--- Written task ---
Reproduce all records verbatim.

---

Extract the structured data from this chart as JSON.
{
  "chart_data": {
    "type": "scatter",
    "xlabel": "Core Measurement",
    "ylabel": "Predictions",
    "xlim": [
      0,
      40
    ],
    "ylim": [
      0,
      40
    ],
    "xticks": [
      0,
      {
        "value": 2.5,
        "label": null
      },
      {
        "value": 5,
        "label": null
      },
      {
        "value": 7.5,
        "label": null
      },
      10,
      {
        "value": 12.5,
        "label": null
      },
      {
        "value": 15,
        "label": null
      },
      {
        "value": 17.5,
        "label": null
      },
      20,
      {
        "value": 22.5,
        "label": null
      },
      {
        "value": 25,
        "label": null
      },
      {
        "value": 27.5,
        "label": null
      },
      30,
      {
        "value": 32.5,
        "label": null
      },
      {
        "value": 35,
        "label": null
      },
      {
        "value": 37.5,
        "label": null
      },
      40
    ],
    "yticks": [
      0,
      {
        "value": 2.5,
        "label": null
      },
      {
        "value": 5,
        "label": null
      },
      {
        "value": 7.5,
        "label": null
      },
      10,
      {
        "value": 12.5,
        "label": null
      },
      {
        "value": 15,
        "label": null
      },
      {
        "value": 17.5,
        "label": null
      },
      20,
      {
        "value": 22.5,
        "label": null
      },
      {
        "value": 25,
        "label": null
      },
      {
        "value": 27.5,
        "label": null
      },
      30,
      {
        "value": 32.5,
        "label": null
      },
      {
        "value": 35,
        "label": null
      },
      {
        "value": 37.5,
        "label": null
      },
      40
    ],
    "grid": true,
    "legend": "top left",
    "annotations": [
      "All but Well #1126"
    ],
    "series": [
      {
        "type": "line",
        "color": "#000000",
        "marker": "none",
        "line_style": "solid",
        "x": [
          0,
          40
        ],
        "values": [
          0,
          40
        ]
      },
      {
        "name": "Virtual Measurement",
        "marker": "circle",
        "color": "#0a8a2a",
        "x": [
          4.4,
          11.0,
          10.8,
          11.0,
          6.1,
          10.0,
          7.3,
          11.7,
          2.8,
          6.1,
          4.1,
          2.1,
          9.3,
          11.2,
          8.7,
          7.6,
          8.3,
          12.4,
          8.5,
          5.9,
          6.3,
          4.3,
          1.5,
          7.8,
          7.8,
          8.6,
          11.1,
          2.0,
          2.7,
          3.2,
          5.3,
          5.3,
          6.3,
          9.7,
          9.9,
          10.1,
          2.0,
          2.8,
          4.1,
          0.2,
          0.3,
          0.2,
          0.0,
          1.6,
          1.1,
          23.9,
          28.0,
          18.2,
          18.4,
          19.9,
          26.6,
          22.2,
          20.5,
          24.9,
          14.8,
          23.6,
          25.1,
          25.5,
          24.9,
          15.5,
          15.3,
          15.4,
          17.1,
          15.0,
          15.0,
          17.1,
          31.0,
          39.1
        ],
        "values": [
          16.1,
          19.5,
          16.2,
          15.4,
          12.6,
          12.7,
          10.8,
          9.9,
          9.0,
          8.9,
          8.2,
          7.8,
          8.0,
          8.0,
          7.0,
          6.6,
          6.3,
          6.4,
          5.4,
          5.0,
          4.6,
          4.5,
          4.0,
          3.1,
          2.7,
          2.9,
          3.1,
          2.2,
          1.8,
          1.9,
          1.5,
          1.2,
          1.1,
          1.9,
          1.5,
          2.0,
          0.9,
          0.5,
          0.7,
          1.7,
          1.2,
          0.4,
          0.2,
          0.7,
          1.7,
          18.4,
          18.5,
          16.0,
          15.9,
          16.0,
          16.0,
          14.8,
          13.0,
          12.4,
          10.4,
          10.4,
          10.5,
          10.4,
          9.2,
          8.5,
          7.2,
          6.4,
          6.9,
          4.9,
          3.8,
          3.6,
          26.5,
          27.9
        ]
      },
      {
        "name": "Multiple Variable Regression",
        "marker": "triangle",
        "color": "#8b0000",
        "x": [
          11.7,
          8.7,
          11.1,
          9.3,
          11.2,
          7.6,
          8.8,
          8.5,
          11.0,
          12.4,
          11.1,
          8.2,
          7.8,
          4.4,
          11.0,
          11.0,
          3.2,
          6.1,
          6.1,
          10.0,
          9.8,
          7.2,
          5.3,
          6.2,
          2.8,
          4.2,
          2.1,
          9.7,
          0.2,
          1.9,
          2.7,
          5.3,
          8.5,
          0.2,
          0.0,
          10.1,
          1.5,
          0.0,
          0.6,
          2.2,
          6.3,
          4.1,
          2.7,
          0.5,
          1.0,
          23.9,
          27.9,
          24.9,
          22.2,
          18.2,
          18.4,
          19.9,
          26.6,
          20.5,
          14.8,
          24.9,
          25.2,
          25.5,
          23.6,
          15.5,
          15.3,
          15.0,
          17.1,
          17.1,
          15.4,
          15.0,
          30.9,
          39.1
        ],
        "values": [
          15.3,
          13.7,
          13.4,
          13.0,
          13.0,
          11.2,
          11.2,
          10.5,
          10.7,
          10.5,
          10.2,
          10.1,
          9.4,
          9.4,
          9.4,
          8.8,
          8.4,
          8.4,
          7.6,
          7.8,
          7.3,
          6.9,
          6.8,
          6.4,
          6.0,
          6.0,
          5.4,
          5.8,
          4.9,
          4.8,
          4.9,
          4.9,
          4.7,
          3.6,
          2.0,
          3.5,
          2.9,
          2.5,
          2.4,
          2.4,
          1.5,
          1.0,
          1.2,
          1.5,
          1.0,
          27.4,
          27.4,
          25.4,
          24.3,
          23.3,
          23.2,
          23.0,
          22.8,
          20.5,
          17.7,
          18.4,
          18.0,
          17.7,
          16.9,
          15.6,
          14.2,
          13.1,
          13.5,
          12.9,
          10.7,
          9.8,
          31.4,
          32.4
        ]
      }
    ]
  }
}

---

--- Task solution ---
Extract the structured data from this chart as JSON.
{
  "chart_data": {
    "type": "scatter",
    "xlabel": "Core Measurement",
    "ylabel": "Predictions",
    "xlim": [
      0,
      40
    ],
    "ylim": [
      0,
      40
    ],
    "xticks": [
      0,
      {
        "value": 2.5,
        "label": null
      },
      {
        "value": 5,
        "label": null
      },
      {
        "value": 7.5,
        "label": null
      },
      10,
      {
        "value": 12.5,
        "label": null
      },
      {
        "value": 15,
        "label": null
      },
      {
        "value": 17.5,
        "label": null
      },
      20,
      {
        "value": 22.5,
        "label": null
      },
      {
        "value": 25,
        "label": null
      },
      {
        "value": 27.5,
        "label": null
      },
      30,
      {
        "value": 32.5,
        "label": null
      },
      {
        "value": 35,
        "label": null
      },
      {
        "value": 37.5,
        "label": null
      },
      40
    ],
    "yticks": [
      0,
      {
        "value": 2.5,
        "label": null
      },
      {
        "value": 5,
        "label": null
      },
      {
        "value": 7.5,
        "label": null
      },
      10,
      {
        "value": 12.5,
        "label": null
      },
      {
        "value": 15,
        "label": null
      },
      {
        "value": 17.5,
        "label": null
      },
      20,
      {
        "value": 22.5,
        "label": null
      },
      {
        "value": 25,
        "label": null
      },
      {
        "value": 27.5,
        "label": null
      },
      30,
      {
        "value": 32.5,
        "label": null
      },
      {
        "value": 35,
        "label": null
      },
      {
        "value": 37.5,
        "label": null
      },
      40
    ],
    "grid": true,
    "legend": "top left",
    "annotations": [
      "All but Well #1126"
    ],
    "series": [
      {
        "type": "line",
        "color": "#000000",
        "marker": "none",
        "line_style": "solid",
        "x": [
          0,
          40
        ],
        "values": [
          0,
          40
        ]
      },
      {
        "name": "Virtual Measurement",
        "marker": "circle",
        "color": "#0a8a2a",
        "x": [
          4.4,
          11.0,
          10.8,
          11.0,
          6.1,
          10.0,
          7.3,
          11.7,
          2.8,
          6.1,
          4.1,
          2.1,
          9.3,
          11.2,
          8.7,
          7.6,
          8.3,
          12.4,
          8.5,
          5.9,
          6.3,
          4.3,
          1.5,
          7.8,
          7.8,
          8.6,
          11.1,
          2.0,
          2.7,
          3.2,
          5.3,
          5.3,
          6.3,
          9.7,
          9.9,
          10.1,
          2.0,
          2.8,
          4.1,
          0.2,
          0.3,
          0.2,
          0.0,
          1.6,
          1.1,
          23.9,
          28.0,
          18.2,
          18.4,
          19.9,
          26.6,
          22.2,
          20.5,
          24.9,
          14.8,
          23.6,
          25.1,
          25.5,
          24.9,
          15.5,
          15.3,
          15.4,
          17.1,
          15.0,
          15.0,
          17.1,
          31.0,
          39.1
        ],
        "values": [
          16.1,
          19.5,
          16.2,
          15.4,
          12.6,
          12.7,
          10.8,
          9.9,
          9.0,
          8.9,
          8.2,
          7.8,
          8.0,
          8.0,
          7.0,
          6.6,
          6.3,
          6.4,
          5.4,
          5.0,
          4.6,
          4.5,
          4.0,
          3.1,
          2.7,
          2.9,
          3.1,
          2.2,
          1.8,
          1.9,
          1.5,
          1.2,
          1.1,
          1.9,
          1.5,
          2.0,
          0.9,
          0.5,
          0.7,
          1.7,
          1.2,
          0.4,
          0.2,
          0.7,
          1.7,
          18.4,
          18.5,
          16.0,
          15.9,
          16.0,
          16.0,
          14.8,
          13.0,
          12.4,
          10.4,
          10.4,
          10.5,
          10.4,
          9.2,
          8.5,
          7.2,
          6.4,
          6.9,
          4.9,
          3.8,
          3.6,
          26.5,
          27.9
        ]
      },
      {
        "name": "Multiple Variable Regression",
        "marker": "triangle",
        "color": "#8b0000",
        "x": [
          11.7,
          8.7,
          11.1,
          9.3,
          11.2,
          7.6,
          8.8,
          8.5,
          11.0,
          12.4,
          11.1,
          8.2,
          7.8,
          4.4,
          11.0,
          11.0,
          3.2,
          6.1,
          6.1,
          10.0,
          9.8,
          7.2,
          5.3,
          6.2,
          2.8,
          4.2,
          2.1,
          9.7,
          0.2,
          1.9,
          2.7,
          5.3,
          8.5,
          0.2,
          0.0,
          10.1,
          1.5,
          0.0,
          0.6,
          2.2,
          6.3,
          4.1,
          2.7,
          0.5,
          1.0,
          23.9,
          27.9,
          24.9,
          22.2,
          18.2,
          18.4,
          19.9,
          26.6,
          20.5,
          14.8,
          24.9,
          25.2,
          25.5,
          23.6,
          15.5,
          15.3,
          15.0,
          17.1,
          17.1,
          15.4,
          15.0,
          30.9,
          39.1
        ],
        "values": [
          15.3,
          13.7,
          13.4,
          13.0,
          13.0,
          11.2,
          11.2,
          10.5,
          10.7,
          10.5,
          10.2,
          10.1,
          9.4,
          9.4,
          9.4,
          8.8,
          8.4,
          8.4,
          7.6,
          7.8,
          7.3,
          6.9,
          6.8,
          6.4,
          6.0,
          6.0,
          5.4,
          5.8,
          4.9,
          4.8,
          4.9,
          4.9,
          4.7,
          3.6,
          2.0,
          3.5,
          2.9,
          2.5,
          2.4,
          2.4,
          1.5,
          1.0,
          1.2,
          1.5,
          1.0,
          27.4,
          27.4,
          25.4,
          24.3,
          23.3,
          23.2,
          23.0,
          22.8,
          20.5,
          17.7,
          18.4,
          18.0,
          17.7,
          16.9,
          15.6,
          14.2,
          13.1,
          13.5,
          12.9,
          10.7,
          9.8,
          31.4,
          32.4
        ]
      }
    ]
  }
}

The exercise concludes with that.